> [Goal of the exercise] Beneath this sentence is a set of records; write each of them out exactly.

Saved data entries:

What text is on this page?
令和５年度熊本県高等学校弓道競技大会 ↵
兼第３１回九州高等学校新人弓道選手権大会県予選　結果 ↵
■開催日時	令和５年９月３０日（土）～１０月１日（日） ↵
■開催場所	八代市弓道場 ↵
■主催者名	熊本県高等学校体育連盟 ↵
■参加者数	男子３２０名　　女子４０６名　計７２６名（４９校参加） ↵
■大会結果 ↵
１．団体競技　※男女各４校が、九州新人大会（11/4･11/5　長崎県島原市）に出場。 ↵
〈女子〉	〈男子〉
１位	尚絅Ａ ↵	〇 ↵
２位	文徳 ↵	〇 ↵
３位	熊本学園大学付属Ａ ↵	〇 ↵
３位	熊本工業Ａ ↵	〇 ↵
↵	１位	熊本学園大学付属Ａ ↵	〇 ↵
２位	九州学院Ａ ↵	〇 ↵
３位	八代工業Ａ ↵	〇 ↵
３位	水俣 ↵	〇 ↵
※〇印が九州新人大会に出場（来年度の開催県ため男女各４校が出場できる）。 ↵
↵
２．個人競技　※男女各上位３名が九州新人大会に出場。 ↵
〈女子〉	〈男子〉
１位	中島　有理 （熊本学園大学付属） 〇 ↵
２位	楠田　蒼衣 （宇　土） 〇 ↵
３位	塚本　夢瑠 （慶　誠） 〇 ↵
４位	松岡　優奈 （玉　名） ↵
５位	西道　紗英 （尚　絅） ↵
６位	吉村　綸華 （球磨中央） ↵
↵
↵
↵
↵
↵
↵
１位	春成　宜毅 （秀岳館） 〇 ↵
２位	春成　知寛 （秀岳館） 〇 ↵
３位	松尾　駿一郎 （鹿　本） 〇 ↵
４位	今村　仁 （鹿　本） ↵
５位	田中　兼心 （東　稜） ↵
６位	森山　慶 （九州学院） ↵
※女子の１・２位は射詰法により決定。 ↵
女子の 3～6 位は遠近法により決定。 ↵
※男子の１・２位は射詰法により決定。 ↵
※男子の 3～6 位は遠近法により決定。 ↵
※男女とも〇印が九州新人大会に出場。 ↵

> [Reply to the task]
What text is on this page?
令和５年度熊本県高等学校弓道競技大会 ↵
兼第３１回九州高等学校新人弓道選手権大会県予選　結果 ↵
■開催日時	令和５年９月３０日（土）～１０月１日（日） ↵
■開催場所	八代市弓道場 ↵
■主催者名	熊本県高等学校体育連盟 ↵
■参加者数	男子３２０名　　女子４０６名　計７２６名（４９校参加） ↵
■大会結果 ↵
１．団体競技　※男女各４校が、九州新人大会（11/4･11/5　長崎県島原市）に出場。 ↵
〈女子〉	〈男子〉
１位	尚絅Ａ ↵	〇 ↵
２位	文徳 ↵	〇 ↵
３位	熊本学園大学付属Ａ ↵	〇 ↵
３位	熊本工業Ａ ↵	〇 ↵
↵	１位	熊本学園大学付属Ａ ↵	〇 ↵
２位	九州学院Ａ ↵	〇 ↵
３位	八代工業Ａ ↵	〇 ↵
３位	水俣 ↵	〇 ↵
※〇印が九州新人大会に出場（来年度の開催県ため男女各４校が出場できる）。 ↵
↵
２．個人競技　※男女各上位３名が九州新人大会に出場。 ↵
〈女子〉	〈男子〉
１位	中島　有理 （熊本学園大学付属） 〇 ↵
２位	楠田　蒼衣 （宇　土） 〇 ↵
３位	塚本　夢瑠 （慶　誠） 〇 ↵
４位	松岡　優奈 （玉　名） ↵
５位	西道　紗英 （尚　絅） ↵
６位	吉村　綸華 （球磨中央） ↵
↵
↵
↵
↵
↵
↵
１位	春成　宜毅 （秀岳館） 〇 ↵
２位	春成　知寛 （秀岳館） 〇 ↵
３位	松尾　駿一郎 （鹿　本） 〇 ↵
４位	今村　仁 （鹿　本） ↵
５位	田中　兼心 （東　稜） ↵
６位	森山　慶 （九州学院） ↵
※女子の１・２位は射詰法により決定。 ↵
女子の 3～6 位は遠近法により決定。 ↵
※男子の１・２位は射詰法により決定。 ↵
※男子の 3～6 位は遠近法により決定。 ↵
※男女とも〇印が九州新人大会に出場。 ↵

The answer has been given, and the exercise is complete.